__What to produce__:
Your copy of the material below should match it exactly, except that it holds no pictures.

[Saved entries]
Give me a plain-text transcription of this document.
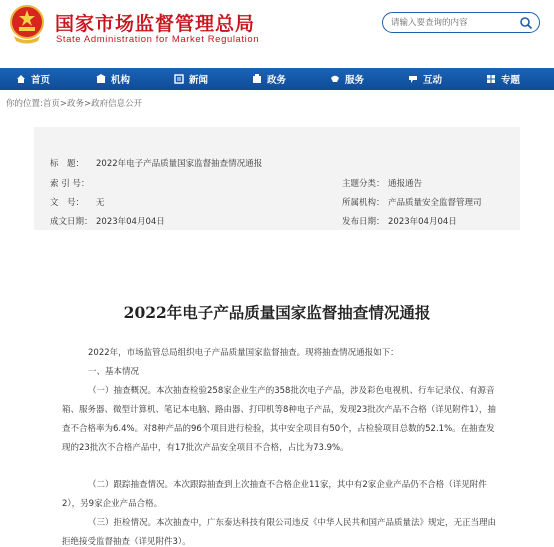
国家市场监督管理总局
State Administration for Market Regulation
请输入要查询的内容
首页	机构	新闻	政务	服务	互动	专题
你的位置:首页>政务>政府信息公开
标　题： 2022年电子产品质量国家监督抽查情况通报
索 引 号：
文　号： 无
成文日期： 2023年04月04日
主题分类： 通报通告
所属机构： 产品质量安全监督管理司
发布日期： 2023年04月04日
2022年电子产品质量国家监督抽查情况通报
2022年，市场监管总局组织电子产品质量国家监督抽查。现将抽查情况通报如下：
一、基本情况
（一）抽查概况。本次抽查检验258家企业生产的358批次电子产品，涉及彩色电视机、行车记录仪、有源音箱、服务器、微型计算机、笔记本电脑、路由器、打印机等8种电子产品，发现23批次产品不合格（详见附件1），抽查不合格率为6.4%。对8种产品的96个项目进行检验，其中安全项目有50个，占检验项目总数的52.1%。在抽查发现的23批次不合格产品中，有17批次产品安全项目不合格，占比为73.9%。
（二）跟踪抽查情况。本次跟踪抽查到上次抽查不合格企业11家，其中有2家企业产品仍不合格（详见附件2），另9家企业产品合格。
（三）拒检情况。本次抽查中，广东泰达科技有限公司违反《中华人民共和国产品质量法》规定，无正当理由拒绝接受监督抽查（详见附件3）。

__The solution__:
Give me a plain-text transcription of this document.
国家市场监督管理总局
State Administration for Market Regulation
请输入要查询的内容
首页	机构	新闻	政务	服务	互动	专题
你的位置:首页>政务>政府信息公开
标　题： 2022年电子产品质量国家监督抽查情况通报
索 引 号：
文　号： 无
成文日期： 2023年04月04日
主题分类： 通报通告
所属机构： 产品质量安全监督管理司
发布日期： 2023年04月04日
2022年电子产品质量国家监督抽查情况通报
2022年，市场监管总局组织电子产品质量国家监督抽查。现将抽查情况通报如下：
一、基本情况
（一）抽查概况。本次抽查检验258家企业生产的358批次电子产品，涉及彩色电视机、行车记录仪、有源音箱、服务器、微型计算机、笔记本电脑、路由器、打印机等8种电子产品，发现23批次产品不合格（详见附件1），抽查不合格率为6.4%。对8种产品的96个项目进行检验，其中安全项目有50个，占检验项目总数的52.1%。在抽查发现的23批次不合格产品中，有17批次产品安全项目不合格，占比为73.9%。
（二）跟踪抽查情况。本次跟踪抽查到上次抽查不合格企业11家，其中有2家企业产品仍不合格（详见附件2），另9家企业产品合格。
（三）拒检情况。本次抽查中，广东泰达科技有限公司违反《中华人民共和国产品质量法》规定，无正当理由拒绝接受监督抽查（详见附件3）。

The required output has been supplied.